> What you have to do:
Repeat the data verbatim.

* start Material supplied *

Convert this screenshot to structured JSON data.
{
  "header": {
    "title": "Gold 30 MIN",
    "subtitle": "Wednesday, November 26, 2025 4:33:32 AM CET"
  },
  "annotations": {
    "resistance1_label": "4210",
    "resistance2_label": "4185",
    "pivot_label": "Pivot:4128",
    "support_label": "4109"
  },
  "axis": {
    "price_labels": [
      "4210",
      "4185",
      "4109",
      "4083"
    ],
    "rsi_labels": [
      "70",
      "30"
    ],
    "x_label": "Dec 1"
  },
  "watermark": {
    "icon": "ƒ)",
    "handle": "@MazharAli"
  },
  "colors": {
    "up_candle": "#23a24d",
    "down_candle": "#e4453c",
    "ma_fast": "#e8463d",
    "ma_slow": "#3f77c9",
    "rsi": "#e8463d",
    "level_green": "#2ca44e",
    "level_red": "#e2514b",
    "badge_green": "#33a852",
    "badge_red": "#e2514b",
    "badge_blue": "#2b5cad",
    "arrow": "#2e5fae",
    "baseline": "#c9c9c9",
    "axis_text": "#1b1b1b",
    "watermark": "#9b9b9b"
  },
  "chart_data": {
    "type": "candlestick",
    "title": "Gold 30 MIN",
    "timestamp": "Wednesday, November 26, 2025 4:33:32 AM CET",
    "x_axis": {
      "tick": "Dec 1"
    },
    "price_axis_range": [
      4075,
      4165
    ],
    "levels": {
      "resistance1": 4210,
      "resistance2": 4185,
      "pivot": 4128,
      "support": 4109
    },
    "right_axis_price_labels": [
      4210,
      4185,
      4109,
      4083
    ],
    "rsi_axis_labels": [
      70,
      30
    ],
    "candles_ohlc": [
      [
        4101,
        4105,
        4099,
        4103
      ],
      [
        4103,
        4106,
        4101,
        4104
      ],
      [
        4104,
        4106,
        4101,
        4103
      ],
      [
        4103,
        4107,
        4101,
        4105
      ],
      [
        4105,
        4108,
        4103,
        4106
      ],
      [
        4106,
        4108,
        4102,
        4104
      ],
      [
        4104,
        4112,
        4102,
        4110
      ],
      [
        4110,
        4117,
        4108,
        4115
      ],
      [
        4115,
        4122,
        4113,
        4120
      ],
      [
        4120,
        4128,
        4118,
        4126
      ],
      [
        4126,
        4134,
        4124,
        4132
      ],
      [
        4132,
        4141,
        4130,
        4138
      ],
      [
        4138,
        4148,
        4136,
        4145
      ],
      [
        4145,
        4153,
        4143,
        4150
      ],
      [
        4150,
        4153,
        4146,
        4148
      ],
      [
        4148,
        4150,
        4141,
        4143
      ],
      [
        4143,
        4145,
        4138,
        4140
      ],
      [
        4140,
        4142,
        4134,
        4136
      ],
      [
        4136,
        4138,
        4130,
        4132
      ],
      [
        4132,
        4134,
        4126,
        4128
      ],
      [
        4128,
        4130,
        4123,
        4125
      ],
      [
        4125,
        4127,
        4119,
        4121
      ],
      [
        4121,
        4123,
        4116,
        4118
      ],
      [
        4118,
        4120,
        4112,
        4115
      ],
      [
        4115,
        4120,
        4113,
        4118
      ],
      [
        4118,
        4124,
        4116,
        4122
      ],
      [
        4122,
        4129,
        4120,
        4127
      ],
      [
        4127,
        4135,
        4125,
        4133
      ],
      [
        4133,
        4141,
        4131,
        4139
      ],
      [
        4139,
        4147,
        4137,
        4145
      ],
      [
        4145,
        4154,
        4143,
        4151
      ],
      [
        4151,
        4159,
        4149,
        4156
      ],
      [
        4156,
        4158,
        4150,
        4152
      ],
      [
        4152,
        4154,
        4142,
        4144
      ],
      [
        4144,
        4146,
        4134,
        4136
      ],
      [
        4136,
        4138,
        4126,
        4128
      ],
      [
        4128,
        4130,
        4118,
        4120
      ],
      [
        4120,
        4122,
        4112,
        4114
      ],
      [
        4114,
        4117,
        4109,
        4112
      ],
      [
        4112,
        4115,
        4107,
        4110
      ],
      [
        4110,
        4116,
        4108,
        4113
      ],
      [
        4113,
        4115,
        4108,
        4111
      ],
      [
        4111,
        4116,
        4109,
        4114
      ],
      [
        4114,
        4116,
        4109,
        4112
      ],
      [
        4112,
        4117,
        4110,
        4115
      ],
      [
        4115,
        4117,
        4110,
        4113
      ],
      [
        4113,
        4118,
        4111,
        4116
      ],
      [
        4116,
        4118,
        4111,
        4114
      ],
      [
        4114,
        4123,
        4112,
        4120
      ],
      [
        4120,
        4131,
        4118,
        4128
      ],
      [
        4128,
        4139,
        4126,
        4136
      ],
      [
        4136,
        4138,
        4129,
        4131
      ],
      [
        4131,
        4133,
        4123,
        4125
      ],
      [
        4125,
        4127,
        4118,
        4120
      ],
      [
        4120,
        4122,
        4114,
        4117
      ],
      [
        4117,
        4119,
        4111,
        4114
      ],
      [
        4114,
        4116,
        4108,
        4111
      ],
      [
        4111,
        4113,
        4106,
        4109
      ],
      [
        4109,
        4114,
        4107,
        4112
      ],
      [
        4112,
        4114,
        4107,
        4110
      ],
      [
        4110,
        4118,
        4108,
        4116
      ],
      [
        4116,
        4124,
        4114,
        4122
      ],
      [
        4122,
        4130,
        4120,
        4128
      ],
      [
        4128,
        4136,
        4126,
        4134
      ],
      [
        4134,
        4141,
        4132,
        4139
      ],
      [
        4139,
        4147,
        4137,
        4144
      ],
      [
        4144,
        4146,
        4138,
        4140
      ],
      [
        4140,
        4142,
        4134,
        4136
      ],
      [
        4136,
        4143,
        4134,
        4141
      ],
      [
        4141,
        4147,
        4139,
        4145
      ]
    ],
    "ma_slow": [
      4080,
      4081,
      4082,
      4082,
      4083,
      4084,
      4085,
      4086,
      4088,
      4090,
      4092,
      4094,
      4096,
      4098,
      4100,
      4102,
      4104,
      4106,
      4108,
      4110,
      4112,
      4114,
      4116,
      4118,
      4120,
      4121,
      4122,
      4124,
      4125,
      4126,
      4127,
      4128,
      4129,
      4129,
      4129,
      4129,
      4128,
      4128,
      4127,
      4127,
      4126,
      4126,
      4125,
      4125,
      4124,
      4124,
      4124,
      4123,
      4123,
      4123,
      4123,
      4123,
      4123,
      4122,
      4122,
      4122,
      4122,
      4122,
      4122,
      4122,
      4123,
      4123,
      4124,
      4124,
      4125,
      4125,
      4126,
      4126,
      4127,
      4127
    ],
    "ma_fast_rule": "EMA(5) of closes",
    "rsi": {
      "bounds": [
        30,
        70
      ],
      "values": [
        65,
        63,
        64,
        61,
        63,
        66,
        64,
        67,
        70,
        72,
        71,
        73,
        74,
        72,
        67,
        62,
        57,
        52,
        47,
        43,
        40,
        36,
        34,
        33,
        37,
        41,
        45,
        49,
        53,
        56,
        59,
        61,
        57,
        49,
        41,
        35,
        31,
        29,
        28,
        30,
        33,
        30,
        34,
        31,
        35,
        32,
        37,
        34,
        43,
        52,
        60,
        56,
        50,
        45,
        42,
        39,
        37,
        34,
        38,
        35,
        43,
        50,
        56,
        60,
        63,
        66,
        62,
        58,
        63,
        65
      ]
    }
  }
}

* end Material supplied *

> Exercise answer:
Convert this screenshot to structured JSON data.
{
  "header": {
    "title": "Gold 30 MIN",
    "subtitle": "Wednesday, November 26, 2025 4:33:32 AM CET"
  },
  "annotations": {
    "resistance1_label": "4210",
    "resistance2_label": "4185",
    "pivot_label": "Pivot:4128",
    "support_label": "4109"
  },
  "axis": {
    "price_labels": [
      "4210",
      "4185",
      "4109",
      "4083"
    ],
    "rsi_labels": [
      "70",
      "30"
    ],
    "x_label": "Dec 1"
  },
  "watermark": {
    "icon": "ƒ)",
    "handle": "@MazharAli"
  },
  "colors": {
    "up_candle": "#23a24d",
    "down_candle": "#e4453c",
    "ma_fast": "#e8463d",
    "ma_slow": "#3f77c9",
    "rsi": "#e8463d",
    "level_green": "#2ca44e",
    "level_red": "#e2514b",
    "badge_green": "#33a852",
    "badge_red": "#e2514b",
    "badge_blue": "#2b5cad",
    "arrow": "#2e5fae",
    "baseline": "#c9c9c9",
    "axis_text": "#1b1b1b",
    "watermark": "#9b9b9b"
  },
  "chart_data": {
    "type": "candlestick",
    "title": "Gold 30 MIN",
    "timestamp": "Wednesday, November 26, 2025 4:33:32 AM CET",
    "x_axis": {
      "tick": "Dec 1"
    },
    "price_axis_range": [
      4075,
      4165
    ],
    "levels": {
      "resistance1": 4210,
      "resistance2": 4185,
      "pivot": 4128,
      "support": 4109
    },
    "right_axis_price_labels": [
      4210,
      4185,
      4109,
      4083
    ],
    "rsi_axis_labels": [
      70,
      30
    ],
    "candles_ohlc": [
      [
        4101,
        4105,
        4099,
        4103
      ],
      [
        4103,
        4106,
        4101,
        4104
      ],
      [
        4104,
        4106,
        4101,
        4103
      ],
      [
        4103,
        4107,
        4101,
        4105
      ],
      [
        4105,
        4108,
        4103,
        4106
      ],
      [
        4106,
        4108,
        4102,
        4104
      ],
      [
        4104,
        4112,
        4102,
        4110
      ],
      [
        4110,
        4117,
        4108,
        4115
      ],
      [
        4115,
        4122,
        4113,
        4120
      ],
      [
        4120,
        4128,
        4118,
        4126
      ],
      [
        4126,
        4134,
        4124,
        4132
      ],
      [
        4132,
        4141,
        4130,
        4138
      ],
      [
        4138,
        4148,
        4136,
        4145
      ],
      [
        4145,
        4153,
        4143,
        4150
      ],
      [
        4150,
        4153,
        4146,
        4148
      ],
      [
        4148,
        4150,
        4141,
        4143
      ],
      [
        4143,
        4145,
        4138,
        4140
      ],
      [
        4140,
        4142,
        4134,
        4136
      ],
      [
        4136,
        4138,
        4130,
        4132
      ],
      [
        4132,
        4134,
        4126,
        4128
      ],
      [
        4128,
        4130,
        4123,
        4125
      ],
      [
        4125,
        4127,
        4119,
        4121
      ],
      [
        4121,
        4123,
        4116,
        4118
      ],
      [
        4118,
        4120,
        4112,
        4115
      ],
      [
        4115,
        4120,
        4113,
        4118
      ],
      [
        4118,
        4124,
        4116,
        4122
      ],
      [
        4122,
        4129,
        4120,
        4127
      ],
      [
        4127,
        4135,
        4125,
        4133
      ],
      [
        4133,
        4141,
        4131,
        4139
      ],
      [
        4139,
        4147,
        4137,
        4145
      ],
      [
        4145,
        4154,
        4143,
        4151
      ],
      [
        4151,
        4159,
        4149,
        4156
      ],
      [
        4156,
        4158,
        4150,
        4152
      ],
      [
        4152,
        4154,
        4142,
        4144
      ],
      [
        4144,
        4146,
        4134,
        4136
      ],
      [
        4136,
        4138,
        4126,
        4128
      ],
      [
        4128,
        4130,
        4118,
        4120
      ],
      [
        4120,
        4122,
        4112,
        4114
      ],
      [
        4114,
        4117,
        4109,
        4112
      ],
      [
        4112,
        4115,
        4107,
        4110
      ],
      [
        4110,
        4116,
        4108,
        4113
      ],
      [
        4113,
        4115,
        4108,
        4111
      ],
      [
        4111,
        4116,
        4109,
        4114
      ],
      [
        4114,
        4116,
        4109,
        4112
      ],
      [
        4112,
        4117,
        4110,
        4115
      ],
      [
        4115,
        4117,
        4110,
        4113
      ],
      [
        4113,
        4118,
        4111,
        4116
      ],
      [
        4116,
        4118,
        4111,
        4114
      ],
      [
        4114,
        4123,
        4112,
        4120
      ],
      [
        4120,
        4131,
        4118,
        4128
      ],
      [
        4128,
        4139,
        4126,
        4136
      ],
      [
        4136,
        4138,
        4129,
        4131
      ],
      [
        4131,
        4133,
        4123,
        4125
      ],
      [
        4125,
        4127,
        4118,
        4120
      ],
      [
        4120,
        4122,
        4114,
        4117
      ],
      [
        4117,
        4119,
        4111,
        4114
      ],
      [
        4114,
        4116,
        4108,
        4111
      ],
      [
        4111,
        4113,
        4106,
        4109
      ],
      [
        4109,
        4114,
        4107,
        4112
      ],
      [
        4112,
        4114,
        4107,
        4110
      ],
      [
        4110,
        4118,
        4108,
        4116
      ],
      [
        4116,
        4124,
        4114,
        4122
      ],
      [
        4122,
        4130,
        4120,
        4128
      ],
      [
        4128,
        4136,
        4126,
        4134
      ],
      [
        4134,
        4141,
        4132,
        4139
      ],
      [
        4139,
        4147,
        4137,
        4144
      ],
      [
        4144,
        4146,
        4138,
        4140
      ],
      [
        4140,
        4142,
        4134,
        4136
      ],
      [
        4136,
        4143,
        4134,
        4141
      ],
      [
        4141,
        4147,
        4139,
        4145
      ]
    ],
    "ma_slow": [
      4080,
      4081,
      4082,
      4082,
      4083,
      4084,
      4085,
      4086,
      4088,
      4090,
      4092,
      4094,
      4096,
      4098,
      4100,
      4102,
      4104,
      4106,
      4108,
      4110,
      4112,
      4114,
      4116,
      4118,
      4120,
      4121,
      4122,
      4124,
      4125,
      4126,
      4127,
      4128,
      4129,
      4129,
      4129,
      4129,
      4128,
      4128,
      4127,
      4127,
      4126,
      4126,
      4125,
      4125,
      4124,
      4124,
      4124,
      4123,
      4123,
      4123,
      4123,
      4123,
      4123,
      4122,
      4122,
      4122,
      4122,
      4122,
      4122,
      4122,
      4123,
      4123,
      4124,
      4124,
      4125,
      4125,
      4126,
      4126,
      4127,
      4127
    ],
    "ma_fast_rule": "EMA(5) of closes",
    "rsi": {
      "bounds": [
        30,
        70
      ],
      "values": [
        65,
        63,
        64,
        61,
        63,
        66,
        64,
        67,
        70,
        72,
        71,
        73,
        74,
        72,
        67,
        62,
        57,
        52,
        47,
        43,
        40,
        36,
        34,
        33,
        37,
        41,
        45,
        49,
        53,
        56,
        59,
        61,
        57,
        49,
        41,
        35,
        31,
        29,
        28,
        30,
        33,
        30,
        34,
        31,
        35,
        32,
        37,
        34,
        43,
        52,
        60,
        56,
        50,
        45,
        42,
        39,
        37,
        34,
        38,
        35,
        43,
        50,
        56,
        60,
        63,
        66,
        62,
        58,
        63,
        65
      ]
    }
  }
}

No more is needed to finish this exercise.